Each line that holds the word "name" counts once; report how many lines do so and nothing else.

───── DATASET RECORDS ─────

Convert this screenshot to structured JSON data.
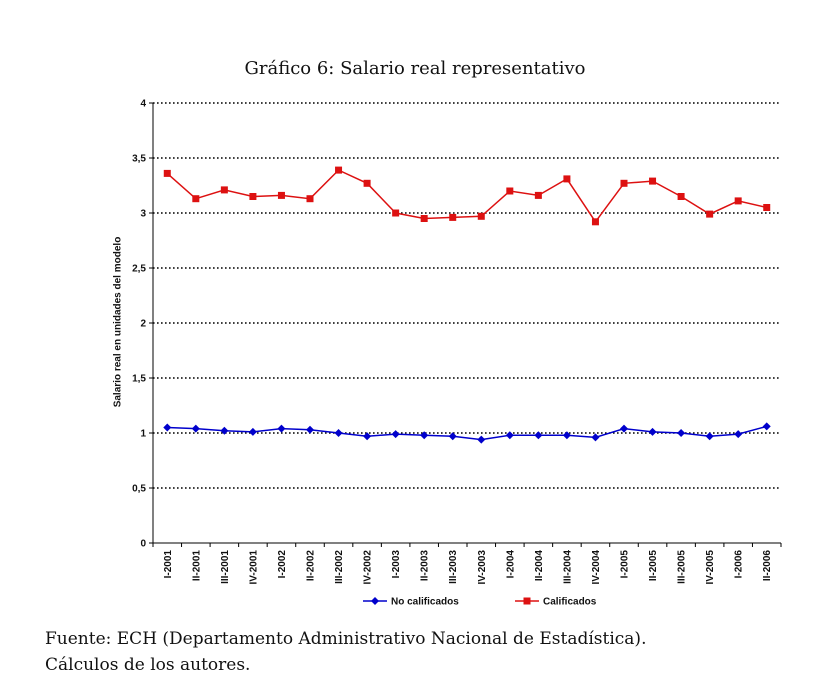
{
  "chart_data": {
    "type": "line",
    "title": "Gráfico 6: Salario real representativo",
    "xlabel": "",
    "ylabel": "Salario real en unidades del modelo",
    "ylim": [
      0,
      4
    ],
    "yticks": [
      "0",
      "0,5",
      "1",
      "1,5",
      "2",
      "2,5",
      "3",
      "3,5",
      "4"
    ],
    "ytick_values": [
      0,
      0.5,
      1,
      1.5,
      2,
      2.5,
      3,
      3.5,
      4
    ],
    "grid": "horizontal dotted",
    "legend": "bottom",
    "categories": [
      "I-2001",
      "II-2001",
      "III-2001",
      "IV-2001",
      "I-2002",
      "II-2002",
      "III-2002",
      "IV-2002",
      "I-2003",
      "II-2003",
      "III-2003",
      "IV-2003",
      "I-2004",
      "II-2004",
      "III-2004",
      "IV-2004",
      "I-2005",
      "II-2005",
      "III-2005",
      "IV-2005",
      "I-2006",
      "II-2006"
    ],
    "series": [
      {
        "name": "No calificados",
        "color": "#0000cc",
        "marker": "diamond",
        "values": [
          1.05,
          1.04,
          1.02,
          1.01,
          1.04,
          1.03,
          1.0,
          0.97,
          0.99,
          0.98,
          0.97,
          0.94,
          0.98,
          0.98,
          0.98,
          0.96,
          1.04,
          1.01,
          1.0,
          0.97,
          0.99,
          1.06
        ]
      },
      {
        "name": "Calificados",
        "color": "#dd1111",
        "marker": "square",
        "values": [
          3.36,
          3.13,
          3.21,
          3.15,
          3.16,
          3.13,
          3.39,
          3.27,
          3.0,
          2.95,
          2.96,
          2.97,
          3.2,
          3.16,
          3.31,
          2.92,
          3.27,
          3.29,
          3.15,
          2.99,
          3.11,
          3.05
        ]
      }
    ]
  },
  "source": {
    "line1": "Fuente: ECH (Departamento Administrativo Nacional de Estadística).",
    "line2": "Cálculos de los autores."
  }
}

─────

ANSWER BELOW
2